Where the data below has the string "this", return the whole line.

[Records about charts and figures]
:::::

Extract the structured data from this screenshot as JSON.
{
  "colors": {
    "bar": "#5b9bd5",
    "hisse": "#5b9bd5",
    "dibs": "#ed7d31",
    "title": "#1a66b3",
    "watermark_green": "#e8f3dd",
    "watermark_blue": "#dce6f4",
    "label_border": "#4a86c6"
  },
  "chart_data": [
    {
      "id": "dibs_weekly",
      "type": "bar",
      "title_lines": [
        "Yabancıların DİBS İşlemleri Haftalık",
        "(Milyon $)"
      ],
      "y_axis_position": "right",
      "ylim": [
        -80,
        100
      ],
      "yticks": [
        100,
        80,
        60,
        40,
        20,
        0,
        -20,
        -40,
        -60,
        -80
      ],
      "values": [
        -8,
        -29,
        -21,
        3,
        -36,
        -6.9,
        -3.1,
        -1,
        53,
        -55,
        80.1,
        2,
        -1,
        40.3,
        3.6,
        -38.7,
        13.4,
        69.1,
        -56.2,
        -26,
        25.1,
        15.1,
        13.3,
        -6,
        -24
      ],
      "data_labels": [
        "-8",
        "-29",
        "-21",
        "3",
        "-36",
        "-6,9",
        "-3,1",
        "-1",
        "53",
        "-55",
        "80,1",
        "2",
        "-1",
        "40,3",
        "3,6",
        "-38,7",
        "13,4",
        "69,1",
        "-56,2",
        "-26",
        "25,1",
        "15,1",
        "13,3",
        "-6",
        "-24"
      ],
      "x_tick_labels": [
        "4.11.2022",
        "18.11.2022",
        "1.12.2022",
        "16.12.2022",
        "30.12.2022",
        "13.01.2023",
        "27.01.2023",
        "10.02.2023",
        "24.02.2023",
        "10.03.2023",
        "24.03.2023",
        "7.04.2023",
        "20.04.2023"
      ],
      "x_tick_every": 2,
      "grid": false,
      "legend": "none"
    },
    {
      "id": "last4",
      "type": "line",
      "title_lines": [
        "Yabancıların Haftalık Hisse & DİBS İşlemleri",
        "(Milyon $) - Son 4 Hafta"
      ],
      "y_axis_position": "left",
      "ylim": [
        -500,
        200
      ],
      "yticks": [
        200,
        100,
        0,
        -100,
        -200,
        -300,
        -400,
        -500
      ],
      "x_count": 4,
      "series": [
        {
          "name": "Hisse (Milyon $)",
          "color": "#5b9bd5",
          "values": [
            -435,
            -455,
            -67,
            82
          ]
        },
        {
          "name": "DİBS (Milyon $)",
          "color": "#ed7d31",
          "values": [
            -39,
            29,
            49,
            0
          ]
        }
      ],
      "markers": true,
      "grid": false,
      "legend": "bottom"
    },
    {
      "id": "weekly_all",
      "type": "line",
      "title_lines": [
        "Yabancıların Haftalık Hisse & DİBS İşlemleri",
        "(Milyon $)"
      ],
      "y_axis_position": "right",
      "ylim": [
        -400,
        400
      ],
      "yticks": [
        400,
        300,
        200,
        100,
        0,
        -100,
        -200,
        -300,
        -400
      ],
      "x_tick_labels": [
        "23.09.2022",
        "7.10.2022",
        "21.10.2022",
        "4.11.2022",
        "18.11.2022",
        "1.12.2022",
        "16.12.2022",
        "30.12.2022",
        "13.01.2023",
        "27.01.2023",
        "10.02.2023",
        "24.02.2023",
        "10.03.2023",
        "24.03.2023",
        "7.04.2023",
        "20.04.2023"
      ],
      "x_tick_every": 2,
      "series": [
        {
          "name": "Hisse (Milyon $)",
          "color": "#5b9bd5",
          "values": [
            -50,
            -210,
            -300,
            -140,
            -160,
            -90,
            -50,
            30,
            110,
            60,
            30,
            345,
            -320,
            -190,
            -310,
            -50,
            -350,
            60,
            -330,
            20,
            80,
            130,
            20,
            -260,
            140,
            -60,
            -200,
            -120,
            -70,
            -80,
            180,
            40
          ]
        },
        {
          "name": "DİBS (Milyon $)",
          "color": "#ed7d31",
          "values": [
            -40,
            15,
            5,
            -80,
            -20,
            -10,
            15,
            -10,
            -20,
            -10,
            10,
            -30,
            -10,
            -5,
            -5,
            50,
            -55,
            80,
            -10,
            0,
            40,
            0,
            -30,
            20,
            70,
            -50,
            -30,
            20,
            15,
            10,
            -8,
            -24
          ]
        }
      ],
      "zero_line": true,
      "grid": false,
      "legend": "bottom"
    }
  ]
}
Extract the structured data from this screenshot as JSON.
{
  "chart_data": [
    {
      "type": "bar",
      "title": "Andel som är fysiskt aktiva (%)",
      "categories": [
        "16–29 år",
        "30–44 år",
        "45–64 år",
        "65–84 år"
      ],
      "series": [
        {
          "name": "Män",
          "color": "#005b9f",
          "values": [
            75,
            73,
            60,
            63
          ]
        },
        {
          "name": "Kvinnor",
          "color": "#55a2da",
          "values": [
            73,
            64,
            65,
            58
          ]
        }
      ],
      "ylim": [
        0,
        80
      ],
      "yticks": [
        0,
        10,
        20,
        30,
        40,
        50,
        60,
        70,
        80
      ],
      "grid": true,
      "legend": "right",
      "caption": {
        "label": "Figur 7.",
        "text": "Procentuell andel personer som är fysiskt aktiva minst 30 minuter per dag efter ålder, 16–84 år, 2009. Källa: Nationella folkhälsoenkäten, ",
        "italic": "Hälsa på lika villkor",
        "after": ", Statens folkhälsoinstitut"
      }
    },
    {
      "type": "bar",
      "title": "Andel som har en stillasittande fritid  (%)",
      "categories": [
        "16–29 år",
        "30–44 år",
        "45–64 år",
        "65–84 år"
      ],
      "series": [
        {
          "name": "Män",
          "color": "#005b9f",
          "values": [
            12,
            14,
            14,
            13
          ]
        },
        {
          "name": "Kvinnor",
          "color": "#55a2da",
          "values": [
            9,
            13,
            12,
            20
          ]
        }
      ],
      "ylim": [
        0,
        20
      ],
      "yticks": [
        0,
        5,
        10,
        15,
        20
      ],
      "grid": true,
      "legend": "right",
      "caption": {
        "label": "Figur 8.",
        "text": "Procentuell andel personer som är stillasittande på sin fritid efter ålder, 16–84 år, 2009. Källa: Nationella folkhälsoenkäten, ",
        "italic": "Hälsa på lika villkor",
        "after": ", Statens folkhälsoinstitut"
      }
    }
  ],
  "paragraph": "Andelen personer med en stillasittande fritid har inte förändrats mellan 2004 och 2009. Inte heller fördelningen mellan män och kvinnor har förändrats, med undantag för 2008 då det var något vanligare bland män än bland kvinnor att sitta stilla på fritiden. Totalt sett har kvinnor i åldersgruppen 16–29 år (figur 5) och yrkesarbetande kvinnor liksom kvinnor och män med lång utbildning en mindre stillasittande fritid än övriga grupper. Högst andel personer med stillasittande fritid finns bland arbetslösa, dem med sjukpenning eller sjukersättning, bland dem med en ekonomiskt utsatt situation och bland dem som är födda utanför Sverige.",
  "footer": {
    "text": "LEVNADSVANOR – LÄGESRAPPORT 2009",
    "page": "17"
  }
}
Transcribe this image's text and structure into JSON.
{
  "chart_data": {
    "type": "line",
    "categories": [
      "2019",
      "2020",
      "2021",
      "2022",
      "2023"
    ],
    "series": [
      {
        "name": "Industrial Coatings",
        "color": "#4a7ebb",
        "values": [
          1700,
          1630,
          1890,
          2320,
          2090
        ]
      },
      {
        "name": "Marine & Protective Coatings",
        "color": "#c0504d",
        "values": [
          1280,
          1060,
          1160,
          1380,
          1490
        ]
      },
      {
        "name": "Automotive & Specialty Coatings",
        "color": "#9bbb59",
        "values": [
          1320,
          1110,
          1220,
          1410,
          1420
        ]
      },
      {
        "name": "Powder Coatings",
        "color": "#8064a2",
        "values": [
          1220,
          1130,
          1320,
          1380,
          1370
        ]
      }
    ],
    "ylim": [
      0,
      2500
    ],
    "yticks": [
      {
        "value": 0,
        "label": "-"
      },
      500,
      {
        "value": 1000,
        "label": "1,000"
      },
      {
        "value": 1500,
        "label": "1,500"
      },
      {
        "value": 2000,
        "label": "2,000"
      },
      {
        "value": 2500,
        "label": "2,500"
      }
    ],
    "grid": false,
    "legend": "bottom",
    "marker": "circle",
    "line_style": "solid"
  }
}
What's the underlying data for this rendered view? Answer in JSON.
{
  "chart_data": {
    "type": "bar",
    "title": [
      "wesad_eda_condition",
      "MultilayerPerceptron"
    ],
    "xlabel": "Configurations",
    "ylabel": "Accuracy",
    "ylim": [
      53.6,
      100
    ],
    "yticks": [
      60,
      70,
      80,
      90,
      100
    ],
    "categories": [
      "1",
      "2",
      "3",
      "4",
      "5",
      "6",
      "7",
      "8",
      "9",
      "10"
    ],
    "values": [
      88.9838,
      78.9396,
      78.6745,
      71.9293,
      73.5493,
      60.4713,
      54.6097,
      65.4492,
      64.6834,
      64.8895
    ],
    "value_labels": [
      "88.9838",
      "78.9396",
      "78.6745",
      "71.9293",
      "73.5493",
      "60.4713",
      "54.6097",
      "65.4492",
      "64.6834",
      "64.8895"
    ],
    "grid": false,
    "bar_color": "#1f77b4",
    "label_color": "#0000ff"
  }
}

:::::

• [Completed exercise]:
Extract the structured data from this screenshot as JSON.
Extract the structured data from this screenshot as JSON.
Transcribe this image's text and structure into JSON.
What's the underlying data for this rendered view? Answer in JSON.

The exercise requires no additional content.